[Chart and figure data]
—————
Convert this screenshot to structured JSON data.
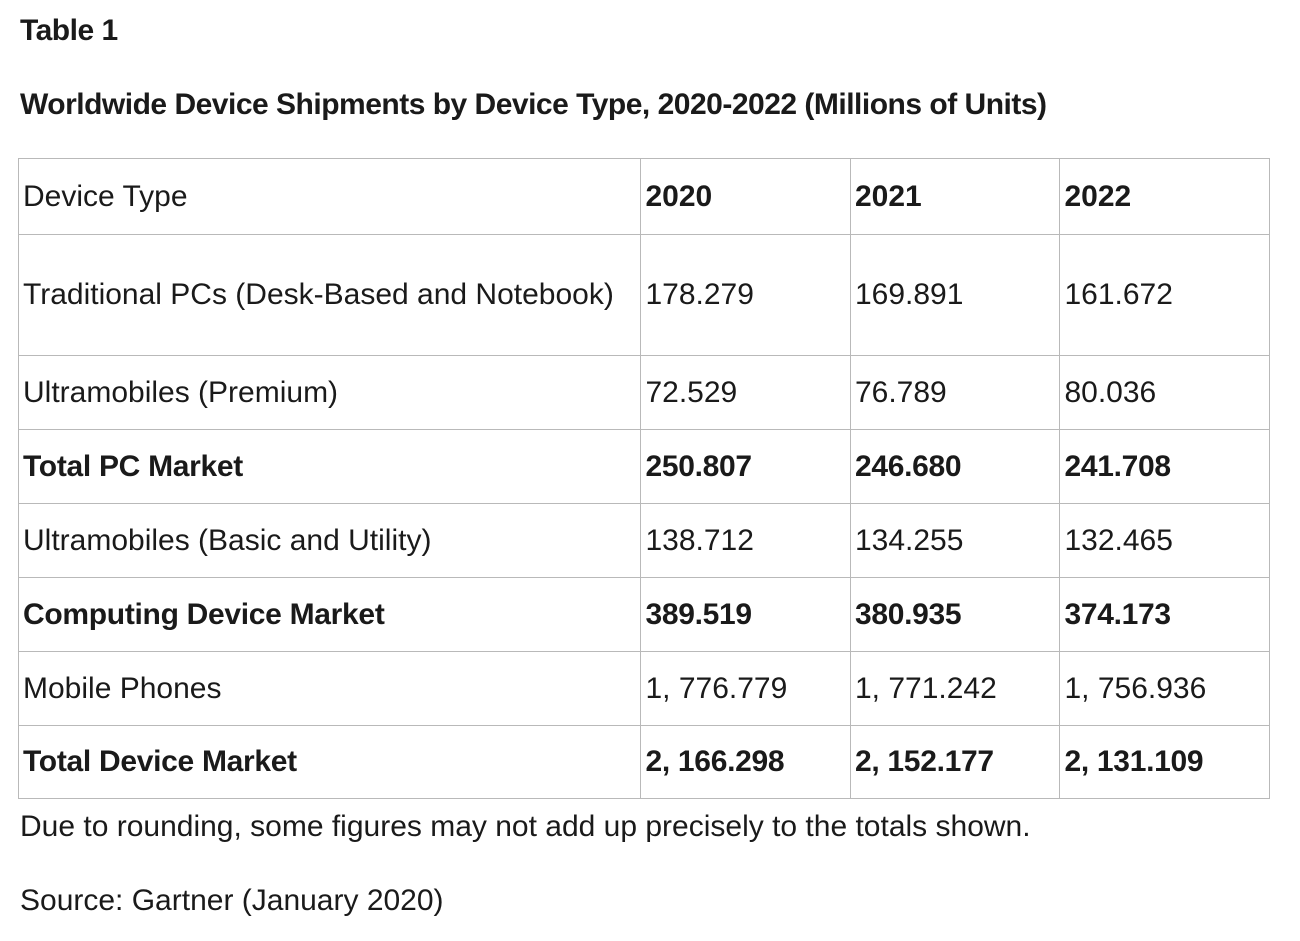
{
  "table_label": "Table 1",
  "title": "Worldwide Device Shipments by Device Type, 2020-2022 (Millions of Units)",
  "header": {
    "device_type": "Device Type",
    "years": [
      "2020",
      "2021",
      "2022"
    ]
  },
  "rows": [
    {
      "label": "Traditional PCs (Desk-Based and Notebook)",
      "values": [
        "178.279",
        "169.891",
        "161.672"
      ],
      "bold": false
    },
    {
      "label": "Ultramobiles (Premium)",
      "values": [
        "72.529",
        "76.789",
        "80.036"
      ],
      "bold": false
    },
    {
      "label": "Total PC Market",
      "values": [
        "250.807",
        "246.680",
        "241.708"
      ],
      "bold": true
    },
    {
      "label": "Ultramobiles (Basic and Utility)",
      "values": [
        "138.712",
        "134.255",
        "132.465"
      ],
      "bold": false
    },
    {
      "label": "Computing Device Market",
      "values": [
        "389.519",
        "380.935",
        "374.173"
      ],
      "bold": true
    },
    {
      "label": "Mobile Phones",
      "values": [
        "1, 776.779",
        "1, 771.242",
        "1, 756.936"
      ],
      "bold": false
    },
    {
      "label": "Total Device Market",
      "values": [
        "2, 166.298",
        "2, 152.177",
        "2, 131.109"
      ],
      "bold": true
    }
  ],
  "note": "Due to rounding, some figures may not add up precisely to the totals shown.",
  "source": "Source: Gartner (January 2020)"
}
—————
## Aim of the task
Without the pictures, output the full listing exactly as it stands.

## Task result
Convert this screenshot to structured JSON data.
{
  "table_label": "Table 1",
  "title": "Worldwide Device Shipments by Device Type, 2020-2022 (Millions of Units)",
  "header": {
    "device_type": "Device Type",
    "years": [
      "2020",
      "2021",
      "2022"
    ]
  },
  "rows": [
    {
      "label": "Traditional PCs (Desk-Based and Notebook)",
      "values": [
        "178.279",
        "169.891",
        "161.672"
      ],
      "bold": false
    },
    {
      "label": "Ultramobiles (Premium)",
      "values": [
        "72.529",
        "76.789",
        "80.036"
      ],
      "bold": false
    },
    {
      "label": "Total PC Market",
      "values": [
        "250.807",
        "246.680",
        "241.708"
      ],
      "bold": true
    },
    {
      "label": "Ultramobiles (Basic and Utility)",
      "values": [
        "138.712",
        "134.255",
        "132.465"
      ],
      "bold": false
    },
    {
      "label": "Computing Device Market",
      "values": [
        "389.519",
        "380.935",
        "374.173"
      ],
      "bold": true
    },
    {
      "label": "Mobile Phones",
      "values": [
        "1, 776.779",
        "1, 771.242",
        "1, 756.936"
      ],
      "bold": false
    },
    {
      "label": "Total Device Market",
      "values": [
        "2, 166.298",
        "2, 152.177",
        "2, 131.109"
      ],
      "bold": true
    }
  ],
  "note": "Due to rounding, some figures may not add up precisely to the totals shown.",
  "source": "Source: Gartner (January 2020)"
}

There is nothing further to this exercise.